El ministro José Ignacio Wert ha hecho dos anuncios, y solamente uno ha tenido más revuelo, de momento, que otro. El primero es que se ausentará de los Goya. El segundo es que el IVA finalmente no será bajo para los productos culturales audiovisuales. Y entre medias, la concesión de subvenciones, algo establecido por el calendario, con un descenso del diez por ciento en presupuesto.

Lo cierto es que no estoy escribiendo este artículo con intereses partidistas, ni tan siquiera como expresión individual. Voy a ser modesto, porque ni tengo certezas económicas, carezco de tal formación, ni me interesa ahora instrumentalizar la industria del cine. El valor añadido de la gala de los Goya no debería ser el divorcio entre industria y ministro, sino, en general, el clima de desorientación y la necesidad de perspectiva, reflexión y audacia por parte de todos los interlocutores convocados.

Pero lo que resulta evidente es que el ritmo de rodajes es bajo. Evidente, cuando no preocupante. La famosa ley de mecenazgo, quizás la más prometedora de todas cuanto anunció Wert, ha quedado paralizada y productos comerciales, como la franquicia de muertos vivientes [REC] siguen requiriendo al menos un período de dos o tres años para ver la luz.

#### [Información]
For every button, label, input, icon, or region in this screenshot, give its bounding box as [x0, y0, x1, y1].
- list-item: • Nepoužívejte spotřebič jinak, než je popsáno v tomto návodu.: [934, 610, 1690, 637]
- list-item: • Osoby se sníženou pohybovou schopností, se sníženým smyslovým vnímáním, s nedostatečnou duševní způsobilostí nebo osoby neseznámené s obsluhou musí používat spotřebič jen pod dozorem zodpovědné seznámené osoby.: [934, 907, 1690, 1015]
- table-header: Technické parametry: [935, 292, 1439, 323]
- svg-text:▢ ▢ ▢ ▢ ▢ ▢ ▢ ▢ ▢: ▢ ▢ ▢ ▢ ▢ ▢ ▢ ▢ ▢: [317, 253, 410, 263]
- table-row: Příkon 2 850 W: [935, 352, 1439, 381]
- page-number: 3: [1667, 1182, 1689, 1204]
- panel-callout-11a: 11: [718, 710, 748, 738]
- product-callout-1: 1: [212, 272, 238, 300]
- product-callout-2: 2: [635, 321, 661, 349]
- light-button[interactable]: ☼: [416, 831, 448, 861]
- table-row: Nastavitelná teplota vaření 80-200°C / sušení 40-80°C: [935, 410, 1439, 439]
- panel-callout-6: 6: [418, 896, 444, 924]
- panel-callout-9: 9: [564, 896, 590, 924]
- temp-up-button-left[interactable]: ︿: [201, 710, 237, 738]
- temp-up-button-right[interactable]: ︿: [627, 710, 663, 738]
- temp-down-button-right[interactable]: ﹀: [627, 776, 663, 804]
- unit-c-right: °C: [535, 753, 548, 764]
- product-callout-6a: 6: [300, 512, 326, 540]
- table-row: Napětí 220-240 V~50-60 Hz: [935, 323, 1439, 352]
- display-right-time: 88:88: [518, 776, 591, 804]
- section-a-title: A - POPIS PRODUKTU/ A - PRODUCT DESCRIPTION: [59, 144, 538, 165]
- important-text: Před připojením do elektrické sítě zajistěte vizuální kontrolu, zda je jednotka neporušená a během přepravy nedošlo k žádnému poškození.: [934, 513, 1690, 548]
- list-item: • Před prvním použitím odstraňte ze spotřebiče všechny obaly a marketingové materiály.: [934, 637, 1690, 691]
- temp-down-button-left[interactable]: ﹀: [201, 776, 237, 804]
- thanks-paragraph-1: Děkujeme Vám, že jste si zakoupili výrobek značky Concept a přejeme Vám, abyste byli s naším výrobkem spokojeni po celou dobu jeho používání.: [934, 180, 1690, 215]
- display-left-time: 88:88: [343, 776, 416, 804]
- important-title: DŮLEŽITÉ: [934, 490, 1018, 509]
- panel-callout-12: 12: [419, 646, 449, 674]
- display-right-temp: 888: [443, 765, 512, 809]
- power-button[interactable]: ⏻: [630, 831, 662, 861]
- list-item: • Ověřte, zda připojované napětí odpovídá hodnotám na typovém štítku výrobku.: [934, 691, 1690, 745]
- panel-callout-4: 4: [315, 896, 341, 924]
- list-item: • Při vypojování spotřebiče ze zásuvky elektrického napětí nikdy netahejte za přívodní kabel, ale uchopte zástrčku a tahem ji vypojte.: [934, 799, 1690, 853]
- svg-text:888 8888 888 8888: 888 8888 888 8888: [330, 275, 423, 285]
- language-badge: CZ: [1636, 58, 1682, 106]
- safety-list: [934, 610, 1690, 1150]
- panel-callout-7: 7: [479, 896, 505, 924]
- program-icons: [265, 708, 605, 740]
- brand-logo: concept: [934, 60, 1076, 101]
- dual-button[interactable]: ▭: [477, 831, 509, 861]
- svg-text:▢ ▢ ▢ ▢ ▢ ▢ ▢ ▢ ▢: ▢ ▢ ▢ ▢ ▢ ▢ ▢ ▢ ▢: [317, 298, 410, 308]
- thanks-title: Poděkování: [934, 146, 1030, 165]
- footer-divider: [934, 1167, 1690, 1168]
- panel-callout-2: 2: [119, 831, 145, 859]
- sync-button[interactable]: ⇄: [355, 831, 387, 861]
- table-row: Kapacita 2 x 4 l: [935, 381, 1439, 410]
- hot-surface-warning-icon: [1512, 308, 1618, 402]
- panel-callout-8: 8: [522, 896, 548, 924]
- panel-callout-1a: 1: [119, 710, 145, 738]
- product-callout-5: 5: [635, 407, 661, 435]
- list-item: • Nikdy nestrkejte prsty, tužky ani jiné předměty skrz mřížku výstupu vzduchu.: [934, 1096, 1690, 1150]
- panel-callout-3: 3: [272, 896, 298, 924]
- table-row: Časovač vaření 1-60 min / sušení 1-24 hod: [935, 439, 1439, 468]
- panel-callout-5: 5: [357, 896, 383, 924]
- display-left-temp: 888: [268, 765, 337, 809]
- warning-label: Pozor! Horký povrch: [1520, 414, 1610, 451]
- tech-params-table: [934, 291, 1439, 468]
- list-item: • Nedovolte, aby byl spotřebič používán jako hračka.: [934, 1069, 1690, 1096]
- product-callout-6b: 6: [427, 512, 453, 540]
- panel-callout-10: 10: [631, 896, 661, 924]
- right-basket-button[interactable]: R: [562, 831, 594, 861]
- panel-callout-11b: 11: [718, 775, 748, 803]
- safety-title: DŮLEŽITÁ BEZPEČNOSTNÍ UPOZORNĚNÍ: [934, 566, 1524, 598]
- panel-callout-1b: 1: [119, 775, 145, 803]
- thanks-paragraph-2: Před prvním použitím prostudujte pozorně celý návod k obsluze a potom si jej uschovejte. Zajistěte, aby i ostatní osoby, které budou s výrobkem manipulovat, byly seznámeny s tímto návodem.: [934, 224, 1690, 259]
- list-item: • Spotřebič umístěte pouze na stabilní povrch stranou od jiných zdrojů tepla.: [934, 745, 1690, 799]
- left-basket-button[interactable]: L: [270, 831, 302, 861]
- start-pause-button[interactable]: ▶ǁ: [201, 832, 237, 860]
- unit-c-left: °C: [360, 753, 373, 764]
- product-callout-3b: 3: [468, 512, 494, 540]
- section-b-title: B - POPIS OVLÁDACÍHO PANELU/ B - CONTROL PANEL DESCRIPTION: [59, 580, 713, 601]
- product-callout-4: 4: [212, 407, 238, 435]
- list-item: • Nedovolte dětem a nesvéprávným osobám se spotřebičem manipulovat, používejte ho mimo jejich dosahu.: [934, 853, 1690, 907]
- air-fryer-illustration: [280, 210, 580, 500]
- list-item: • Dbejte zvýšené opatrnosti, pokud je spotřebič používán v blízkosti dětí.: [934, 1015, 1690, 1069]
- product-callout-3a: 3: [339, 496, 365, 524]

#### [Tarea 1]
Copia tal cual del fragmento sobre Wert y el cine la parte que empieza en las palabras "Lo cierto es" y termina después de "ver la luz.".
#### [Tarea 2]
Sigue escribiendo el fragmento sobre Wert y la industria del cine a partir del punto en que se detiene.

#### [Resultado 1]
Lo cierto es que no estoy escribiendo este artículo con intereses partidistas, ni tan siquiera como expresión individual. Voy a ser modesto, porque ni tengo certezas económicas, carezco de tal formación, ni me interesa ahora instrumentalizar la industria del cine. El valor añadido de la gala de los Goya no debería ser el divorcio entre industria y ministro, sino, en general, el clima de desorientación y la necesidad de perspectiva, reflexión y audacia por parte de todos los interlocutores convocados.

Pero lo que resulta evidente es que el ritmo de rodajes es bajo. Evidente, cuando no preocupante. La famosa ley de mecenazgo, quizás la más prometedora de todas cuanto anunció Wert, ha quedado paralizada y productos comerciales, como la franquicia de muertos vivientes [REC] siguen requiriendo al menos un período de dos o tres años para ver la luz.

#### [Resultado 2]
No es un buen síntoma. El cine español ha sufrido un descenso de rodajes y facilidades distributivas desde aquella Ley Miró, de la que ya hablaba el libro de Caparrós con gran pedagogía. En aquel entonces, los setenta y ochenta, el cine español contaba con talentos, claro, profesionales magníficos, por supuesto, pero no disponía ni de los medios tecnológicos ni de la experiencia formativa, educativa y profesional de los últimos veinticinco años.

No me interesa ahora la inflamación retórica: de nada sirve y vacía se queda. Pero el papel de las televisiones sigue siendo crucial para que los rodajes despeguen. Incluso para la formación de estrellas de cine, cosa saludable, pero que también nos debe hacer pensar hacia qué movimientos está atendiendo el ministro.

Pongo un ejemplo manido: aquella serie, El Barco, con Mario Casas y Blanca Suárez. No he visto más que briznas, pues no creo que la serie busque interpelarme y bien está, pero los datos avalan que fue, durante mucho tiempo, líder de audiencia y cumplió con su cuota de mercado. Sus protagonistas, actores y actrices talentosos y bien carismáticos, fascinaron a la audiencia interesada en sus hazañas.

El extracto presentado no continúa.